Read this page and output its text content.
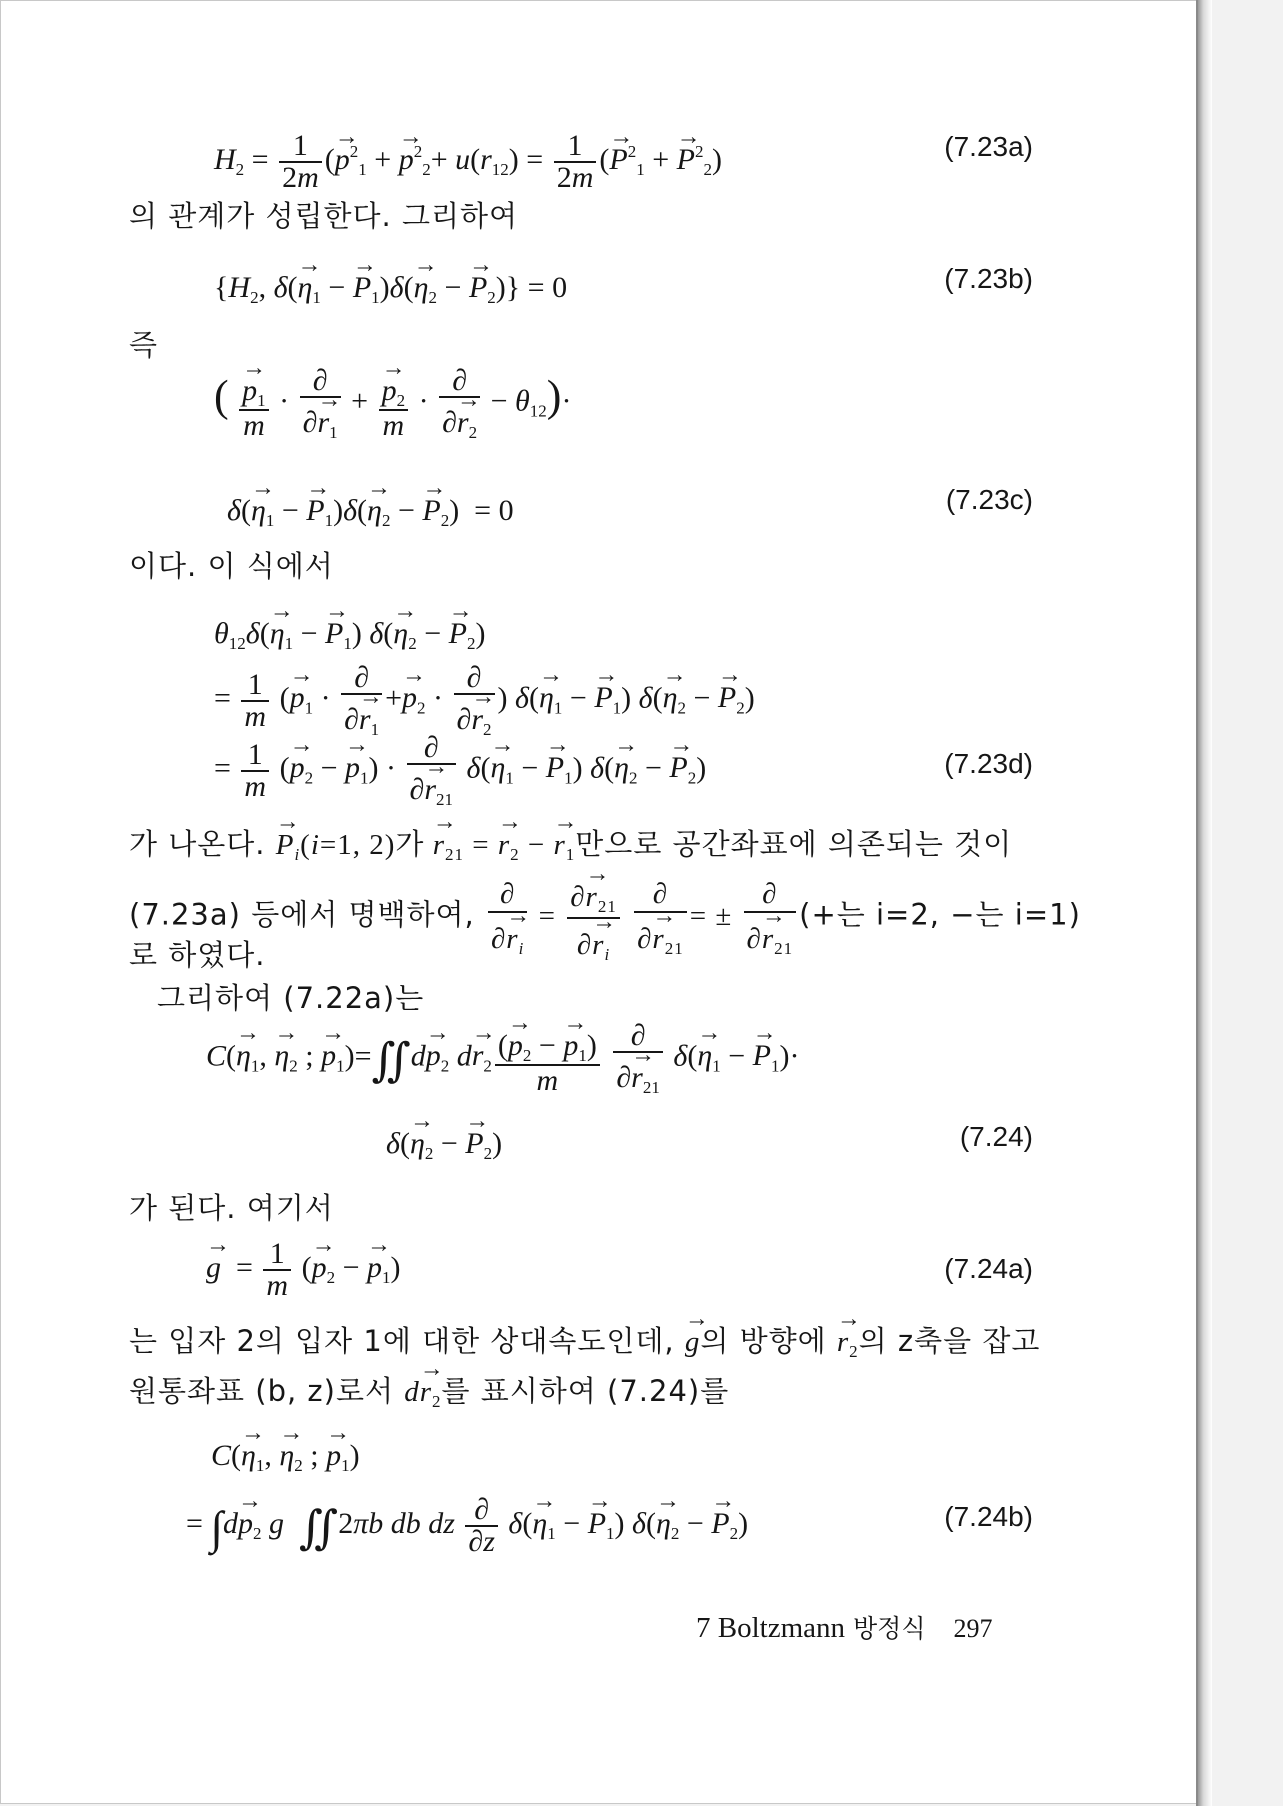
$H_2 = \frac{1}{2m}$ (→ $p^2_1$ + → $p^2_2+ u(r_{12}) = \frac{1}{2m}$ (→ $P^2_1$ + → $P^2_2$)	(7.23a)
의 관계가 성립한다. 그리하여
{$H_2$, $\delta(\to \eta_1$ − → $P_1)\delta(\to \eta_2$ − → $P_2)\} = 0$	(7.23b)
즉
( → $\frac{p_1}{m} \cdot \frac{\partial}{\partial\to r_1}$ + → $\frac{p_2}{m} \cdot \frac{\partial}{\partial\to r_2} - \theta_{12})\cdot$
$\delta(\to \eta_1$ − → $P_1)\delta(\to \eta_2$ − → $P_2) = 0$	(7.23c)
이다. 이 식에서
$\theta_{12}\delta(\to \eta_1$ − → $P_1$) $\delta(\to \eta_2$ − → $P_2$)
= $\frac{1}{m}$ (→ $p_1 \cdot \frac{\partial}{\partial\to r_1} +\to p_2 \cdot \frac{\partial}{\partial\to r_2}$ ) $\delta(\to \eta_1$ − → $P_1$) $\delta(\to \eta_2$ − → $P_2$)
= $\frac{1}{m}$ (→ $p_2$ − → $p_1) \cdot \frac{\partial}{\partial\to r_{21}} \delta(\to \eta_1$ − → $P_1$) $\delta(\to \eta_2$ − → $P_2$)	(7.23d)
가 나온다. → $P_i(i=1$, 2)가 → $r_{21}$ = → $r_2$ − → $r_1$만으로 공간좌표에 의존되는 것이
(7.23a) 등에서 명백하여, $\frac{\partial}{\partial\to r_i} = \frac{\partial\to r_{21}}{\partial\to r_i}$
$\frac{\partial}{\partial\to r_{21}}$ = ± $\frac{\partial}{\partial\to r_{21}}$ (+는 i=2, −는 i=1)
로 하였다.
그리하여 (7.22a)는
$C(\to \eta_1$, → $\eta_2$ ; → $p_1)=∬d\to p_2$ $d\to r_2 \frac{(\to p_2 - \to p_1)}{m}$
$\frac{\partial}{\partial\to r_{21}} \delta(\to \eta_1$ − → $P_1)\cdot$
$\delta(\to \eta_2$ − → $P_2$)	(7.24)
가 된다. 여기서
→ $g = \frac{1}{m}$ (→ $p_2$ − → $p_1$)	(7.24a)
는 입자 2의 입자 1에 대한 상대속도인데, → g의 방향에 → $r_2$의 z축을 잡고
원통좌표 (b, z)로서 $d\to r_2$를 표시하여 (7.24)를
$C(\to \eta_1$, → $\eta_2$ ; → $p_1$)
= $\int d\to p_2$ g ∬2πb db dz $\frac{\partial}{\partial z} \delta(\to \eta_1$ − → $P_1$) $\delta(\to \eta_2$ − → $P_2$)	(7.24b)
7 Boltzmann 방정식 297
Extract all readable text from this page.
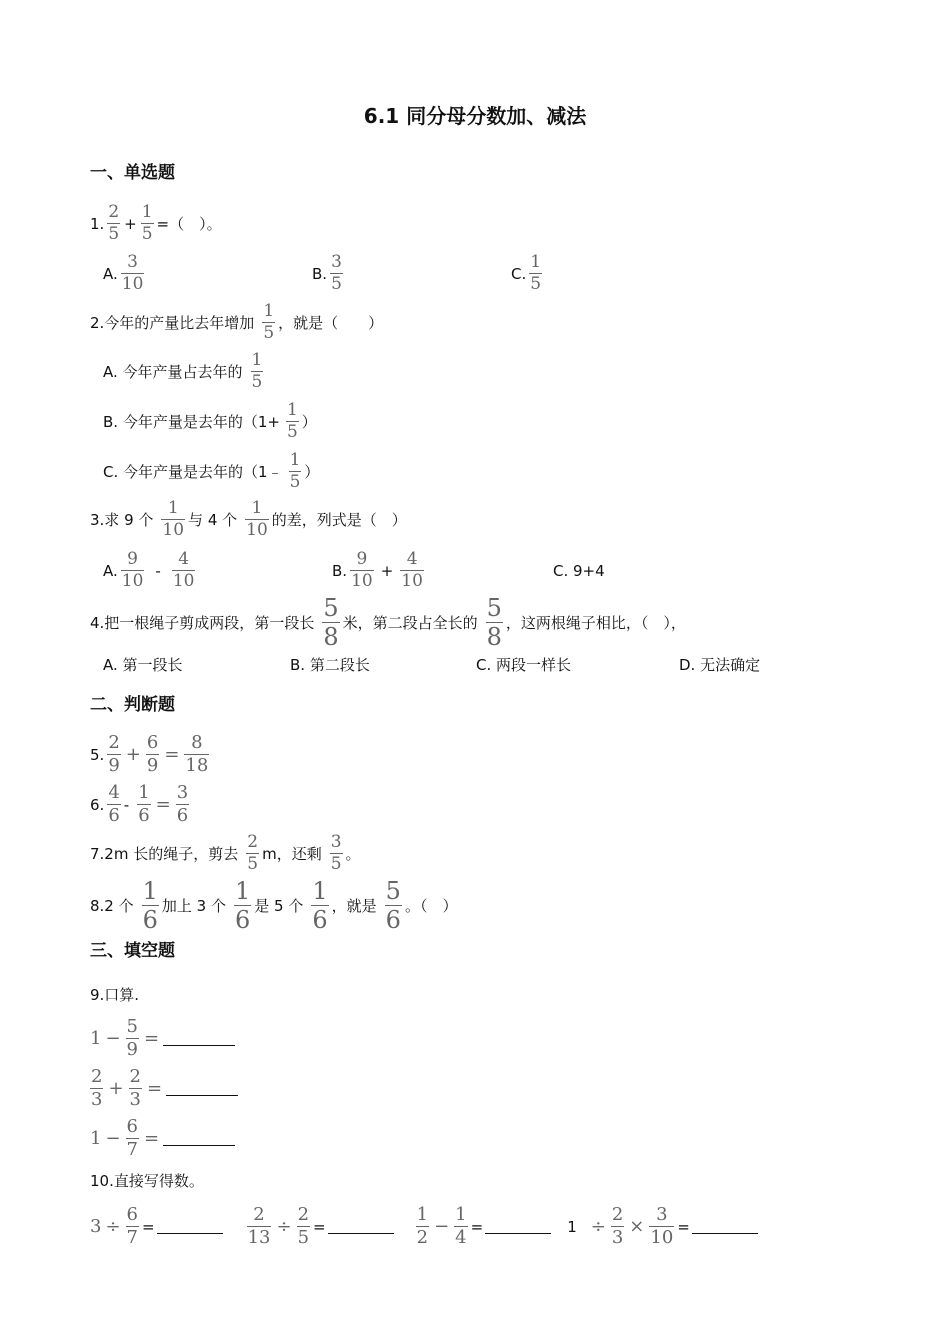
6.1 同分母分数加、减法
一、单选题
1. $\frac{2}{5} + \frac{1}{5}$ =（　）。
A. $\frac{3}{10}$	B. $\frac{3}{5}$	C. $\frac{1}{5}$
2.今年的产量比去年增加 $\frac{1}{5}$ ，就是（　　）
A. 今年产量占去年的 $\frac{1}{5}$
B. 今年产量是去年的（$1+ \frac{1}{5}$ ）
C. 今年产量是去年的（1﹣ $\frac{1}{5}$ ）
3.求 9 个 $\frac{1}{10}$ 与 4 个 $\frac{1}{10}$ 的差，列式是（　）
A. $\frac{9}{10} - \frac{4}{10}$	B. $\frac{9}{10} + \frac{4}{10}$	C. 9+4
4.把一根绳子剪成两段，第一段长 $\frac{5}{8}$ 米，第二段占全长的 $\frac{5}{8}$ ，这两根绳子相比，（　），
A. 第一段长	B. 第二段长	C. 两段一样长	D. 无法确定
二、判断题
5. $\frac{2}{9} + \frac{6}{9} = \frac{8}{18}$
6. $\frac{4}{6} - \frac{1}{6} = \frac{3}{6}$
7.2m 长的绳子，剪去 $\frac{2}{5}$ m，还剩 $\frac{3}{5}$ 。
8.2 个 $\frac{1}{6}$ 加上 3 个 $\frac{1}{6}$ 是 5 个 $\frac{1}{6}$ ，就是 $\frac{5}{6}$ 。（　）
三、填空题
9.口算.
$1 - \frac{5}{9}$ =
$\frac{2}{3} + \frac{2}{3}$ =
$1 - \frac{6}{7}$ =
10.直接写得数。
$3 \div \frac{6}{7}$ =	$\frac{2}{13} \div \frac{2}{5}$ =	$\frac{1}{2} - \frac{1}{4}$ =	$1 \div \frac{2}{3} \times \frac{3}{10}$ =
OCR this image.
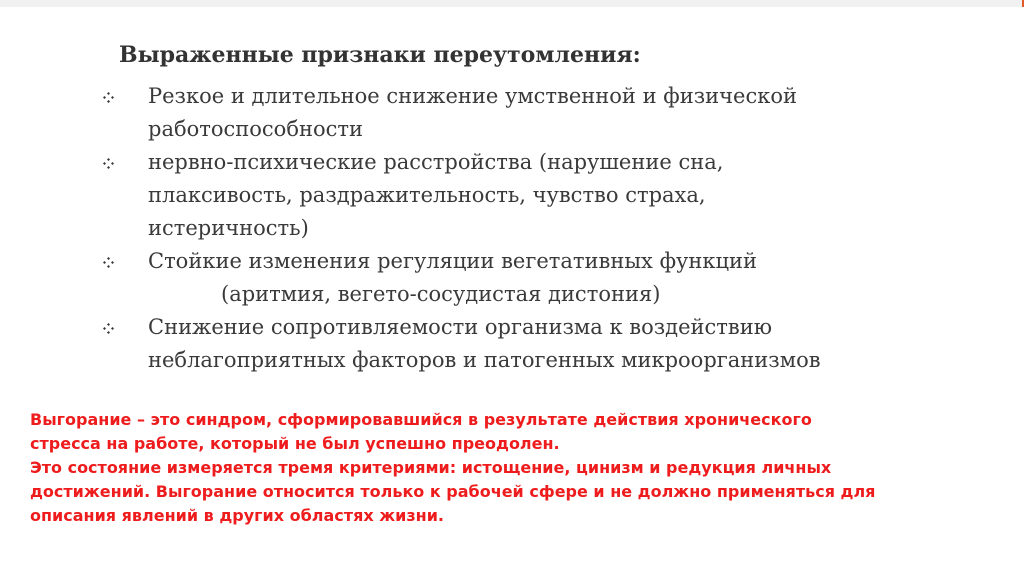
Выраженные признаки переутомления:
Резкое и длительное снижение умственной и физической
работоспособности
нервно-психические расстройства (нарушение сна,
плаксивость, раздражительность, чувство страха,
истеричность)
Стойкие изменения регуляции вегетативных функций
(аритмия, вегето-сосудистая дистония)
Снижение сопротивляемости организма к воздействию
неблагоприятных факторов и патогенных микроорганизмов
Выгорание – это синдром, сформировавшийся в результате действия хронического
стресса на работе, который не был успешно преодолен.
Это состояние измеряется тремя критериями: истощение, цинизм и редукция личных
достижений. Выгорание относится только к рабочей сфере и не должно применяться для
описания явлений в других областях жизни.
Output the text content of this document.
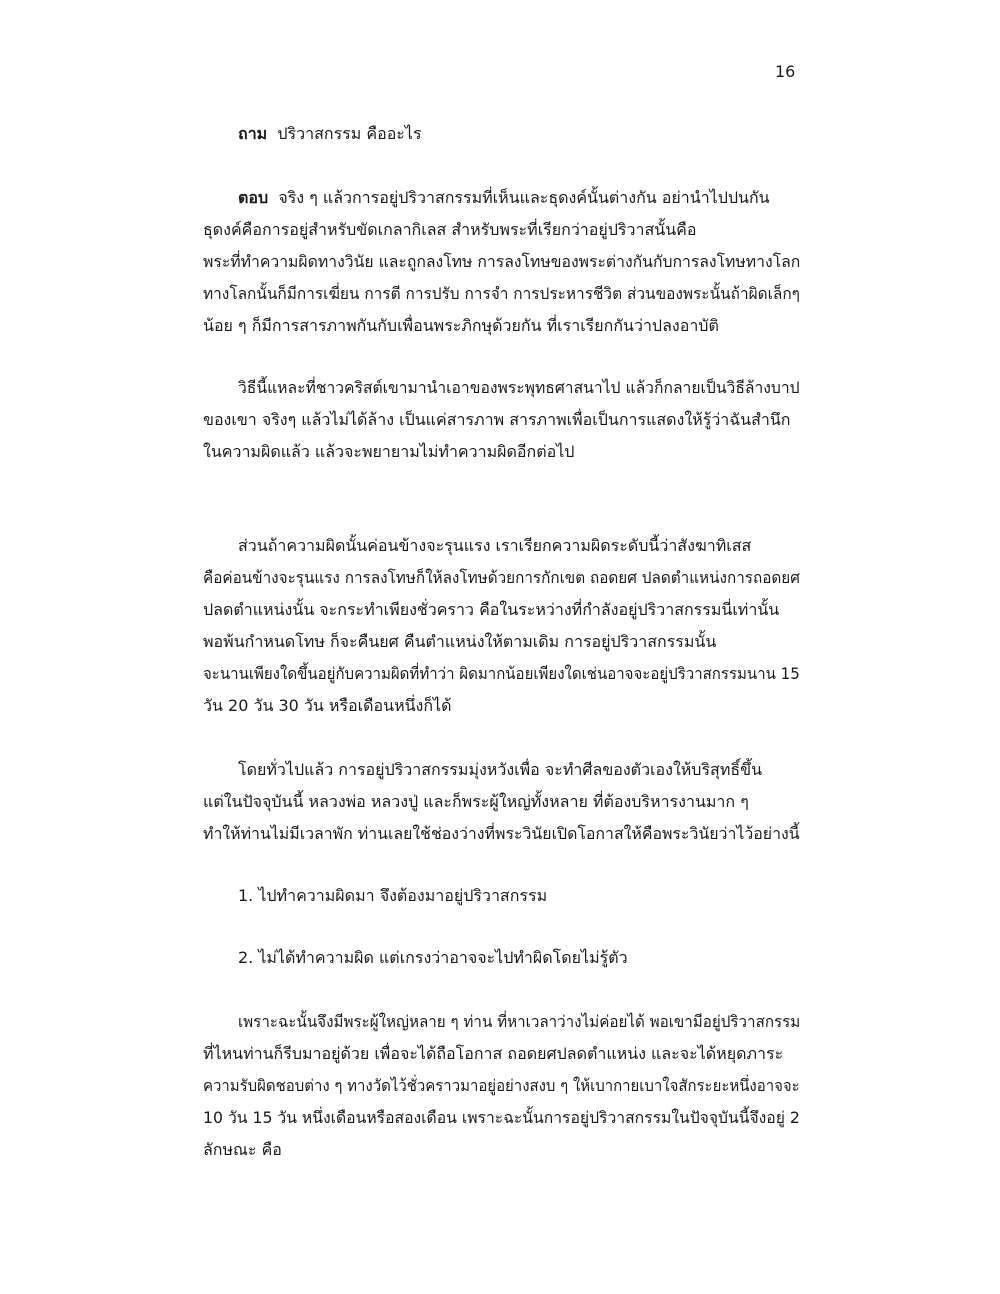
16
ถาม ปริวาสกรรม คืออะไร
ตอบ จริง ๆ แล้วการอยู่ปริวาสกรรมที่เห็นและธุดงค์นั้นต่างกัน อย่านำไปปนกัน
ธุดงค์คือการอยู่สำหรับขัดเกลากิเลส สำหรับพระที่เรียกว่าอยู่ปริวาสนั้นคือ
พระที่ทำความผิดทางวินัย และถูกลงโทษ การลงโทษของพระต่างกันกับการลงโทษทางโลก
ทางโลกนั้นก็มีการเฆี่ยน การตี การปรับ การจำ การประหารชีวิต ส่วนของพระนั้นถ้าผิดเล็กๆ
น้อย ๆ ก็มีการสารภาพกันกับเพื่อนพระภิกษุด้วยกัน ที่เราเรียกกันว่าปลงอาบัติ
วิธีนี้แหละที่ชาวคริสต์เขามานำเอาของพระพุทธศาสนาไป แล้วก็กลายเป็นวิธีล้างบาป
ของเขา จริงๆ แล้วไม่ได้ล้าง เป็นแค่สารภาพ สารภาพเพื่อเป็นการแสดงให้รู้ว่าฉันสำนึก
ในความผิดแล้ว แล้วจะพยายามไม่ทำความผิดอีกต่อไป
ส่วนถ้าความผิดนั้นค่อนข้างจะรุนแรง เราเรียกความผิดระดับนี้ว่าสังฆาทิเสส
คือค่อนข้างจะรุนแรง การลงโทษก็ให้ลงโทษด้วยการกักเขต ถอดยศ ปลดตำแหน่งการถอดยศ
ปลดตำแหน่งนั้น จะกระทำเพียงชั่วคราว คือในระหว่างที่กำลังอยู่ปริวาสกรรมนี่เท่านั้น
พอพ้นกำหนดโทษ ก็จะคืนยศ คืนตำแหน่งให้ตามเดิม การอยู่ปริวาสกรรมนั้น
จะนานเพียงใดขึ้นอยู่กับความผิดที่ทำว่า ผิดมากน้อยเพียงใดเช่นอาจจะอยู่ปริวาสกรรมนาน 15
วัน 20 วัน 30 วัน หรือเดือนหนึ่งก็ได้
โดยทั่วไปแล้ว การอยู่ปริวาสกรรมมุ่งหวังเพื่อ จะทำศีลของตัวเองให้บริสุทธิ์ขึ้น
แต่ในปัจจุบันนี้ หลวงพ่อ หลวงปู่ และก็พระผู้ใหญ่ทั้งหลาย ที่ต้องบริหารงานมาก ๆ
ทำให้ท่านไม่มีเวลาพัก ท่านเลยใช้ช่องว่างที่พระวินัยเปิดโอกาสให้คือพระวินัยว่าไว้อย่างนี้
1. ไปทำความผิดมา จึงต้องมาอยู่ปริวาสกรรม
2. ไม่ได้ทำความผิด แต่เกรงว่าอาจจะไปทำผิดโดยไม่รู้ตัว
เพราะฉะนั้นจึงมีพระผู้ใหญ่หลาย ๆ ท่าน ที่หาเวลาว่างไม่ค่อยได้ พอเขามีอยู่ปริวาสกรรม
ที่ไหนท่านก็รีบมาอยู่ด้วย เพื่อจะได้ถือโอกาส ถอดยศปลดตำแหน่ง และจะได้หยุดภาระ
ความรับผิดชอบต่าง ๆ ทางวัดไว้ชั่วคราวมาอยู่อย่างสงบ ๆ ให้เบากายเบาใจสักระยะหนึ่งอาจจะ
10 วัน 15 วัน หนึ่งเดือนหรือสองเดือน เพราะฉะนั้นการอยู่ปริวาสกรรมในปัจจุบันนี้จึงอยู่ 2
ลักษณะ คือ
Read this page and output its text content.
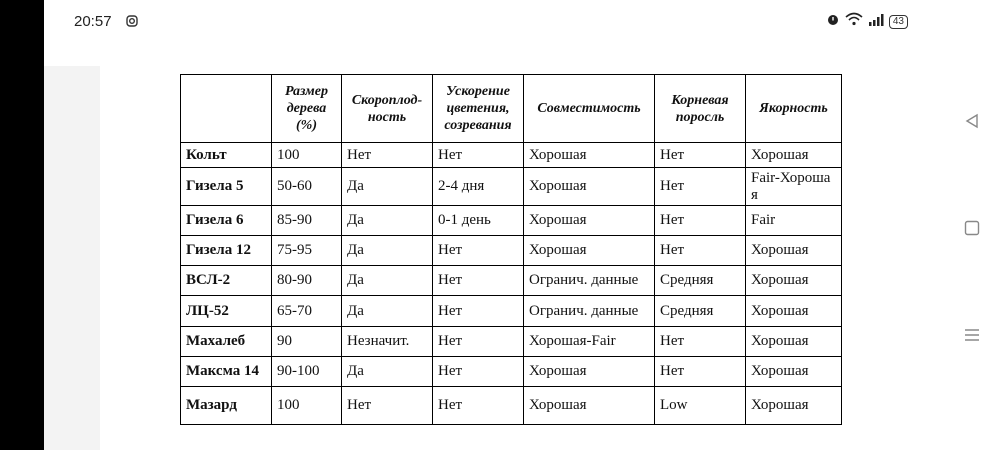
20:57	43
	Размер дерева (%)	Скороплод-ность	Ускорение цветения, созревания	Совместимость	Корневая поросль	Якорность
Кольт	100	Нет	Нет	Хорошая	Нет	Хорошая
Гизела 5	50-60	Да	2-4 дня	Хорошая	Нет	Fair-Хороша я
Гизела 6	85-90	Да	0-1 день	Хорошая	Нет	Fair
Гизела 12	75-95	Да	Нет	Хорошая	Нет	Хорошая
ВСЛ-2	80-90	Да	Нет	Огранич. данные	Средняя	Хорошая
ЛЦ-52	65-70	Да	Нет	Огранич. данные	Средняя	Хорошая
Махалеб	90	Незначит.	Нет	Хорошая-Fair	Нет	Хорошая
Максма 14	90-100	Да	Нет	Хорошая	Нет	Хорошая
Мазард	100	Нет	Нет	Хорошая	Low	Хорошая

━━━━━━━━━━━━━━━━━━━━

**Written request**
Take every line from the data that contains the word "พระผ".

**Response below**
แต่ในปัจจุบันนี้ หลวงพ่อ หลวงปู่ และก็พระผู้ใหญ่ทั้งหลาย ที่ต้องบริหารงานมาก ๆ
เพราะฉะนั้นจึงมีพระผู้ใหญ่หลาย ๆ ท่าน ที่หาเวลาว่างไม่ค่อยได้ พอเขามีอยู่ปริวาสกรรม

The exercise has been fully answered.